# GOAL
The data must be returned in full and exactly as given.

# INPUT RECORDS
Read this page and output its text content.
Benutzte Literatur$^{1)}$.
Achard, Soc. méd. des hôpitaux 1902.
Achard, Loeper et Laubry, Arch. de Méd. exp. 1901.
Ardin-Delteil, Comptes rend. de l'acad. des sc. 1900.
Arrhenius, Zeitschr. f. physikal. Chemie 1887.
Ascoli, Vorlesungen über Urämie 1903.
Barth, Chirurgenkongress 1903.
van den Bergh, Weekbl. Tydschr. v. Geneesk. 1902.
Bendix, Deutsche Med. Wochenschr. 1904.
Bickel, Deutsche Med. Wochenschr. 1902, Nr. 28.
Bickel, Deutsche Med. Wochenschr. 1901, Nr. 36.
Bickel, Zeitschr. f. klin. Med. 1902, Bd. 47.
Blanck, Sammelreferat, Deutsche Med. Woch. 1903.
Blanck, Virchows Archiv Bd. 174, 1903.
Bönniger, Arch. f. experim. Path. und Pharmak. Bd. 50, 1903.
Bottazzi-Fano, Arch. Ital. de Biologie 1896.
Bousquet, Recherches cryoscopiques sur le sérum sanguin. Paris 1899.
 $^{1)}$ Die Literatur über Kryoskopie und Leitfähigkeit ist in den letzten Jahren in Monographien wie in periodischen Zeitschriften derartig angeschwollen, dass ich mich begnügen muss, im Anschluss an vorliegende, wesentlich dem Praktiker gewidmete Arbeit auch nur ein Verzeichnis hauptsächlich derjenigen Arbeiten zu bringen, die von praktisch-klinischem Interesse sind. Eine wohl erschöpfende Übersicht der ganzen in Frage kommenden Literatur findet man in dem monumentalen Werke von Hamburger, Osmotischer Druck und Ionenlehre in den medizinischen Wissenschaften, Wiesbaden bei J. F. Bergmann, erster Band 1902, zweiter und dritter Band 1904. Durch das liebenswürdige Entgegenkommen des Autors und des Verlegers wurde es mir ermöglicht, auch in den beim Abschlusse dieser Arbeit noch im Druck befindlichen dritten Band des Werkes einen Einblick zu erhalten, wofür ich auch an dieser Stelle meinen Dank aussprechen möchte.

# EXPECTED ANSWER
Read this page and output its text content.
Benutzte Literatur$^{1)}$.
Achard, Soc. méd. des hôpitaux 1902.
Achard, Loeper et Laubry, Arch. de Méd. exp. 1901.
Ardin-Delteil, Comptes rend. de l'acad. des sc. 1900.
Arrhenius, Zeitschr. f. physikal. Chemie 1887.
Ascoli, Vorlesungen über Urämie 1903.
Barth, Chirurgenkongress 1903.
van den Bergh, Weekbl. Tydschr. v. Geneesk. 1902.
Bendix, Deutsche Med. Wochenschr. 1904.
Bickel, Deutsche Med. Wochenschr. 1902, Nr. 28.
Bickel, Deutsche Med. Wochenschr. 1901, Nr. 36.
Bickel, Zeitschr. f. klin. Med. 1902, Bd. 47.
Blanck, Sammelreferat, Deutsche Med. Woch. 1903.
Blanck, Virchows Archiv Bd. 174, 1903.
Bönniger, Arch. f. experim. Path. und Pharmak. Bd. 50, 1903.
Bottazzi-Fano, Arch. Ital. de Biologie 1896.
Bousquet, Recherches cryoscopiques sur le sérum sanguin. Paris 1899.
 $^{1)}$ Die Literatur über Kryoskopie und Leitfähigkeit ist in den letzten Jahren in Monographien wie in periodischen Zeitschriften derartig angeschwollen, dass ich mich begnügen muss, im Anschluss an vorliegende, wesentlich dem Praktiker gewidmete Arbeit auch nur ein Verzeichnis hauptsächlich derjenigen Arbeiten zu bringen, die von praktisch-klinischem Interesse sind. Eine wohl erschöpfende Übersicht der ganzen in Frage kommenden Literatur findet man in dem monumentalen Werke von Hamburger, Osmotischer Druck und Ionenlehre in den medizinischen Wissenschaften, Wiesbaden bei J. F. Bergmann, erster Band 1902, zweiter und dritter Band 1904. Durch das liebenswürdige Entgegenkommen des Autors und des Verlegers wurde es mir ermöglicht, auch in den beim Abschlusse dieser Arbeit noch im Druck befindlichen dritten Band des Werkes einen Einblick zu erhalten, wofür ich auch an dieser Stelle meinen Dank aussprechen möchte.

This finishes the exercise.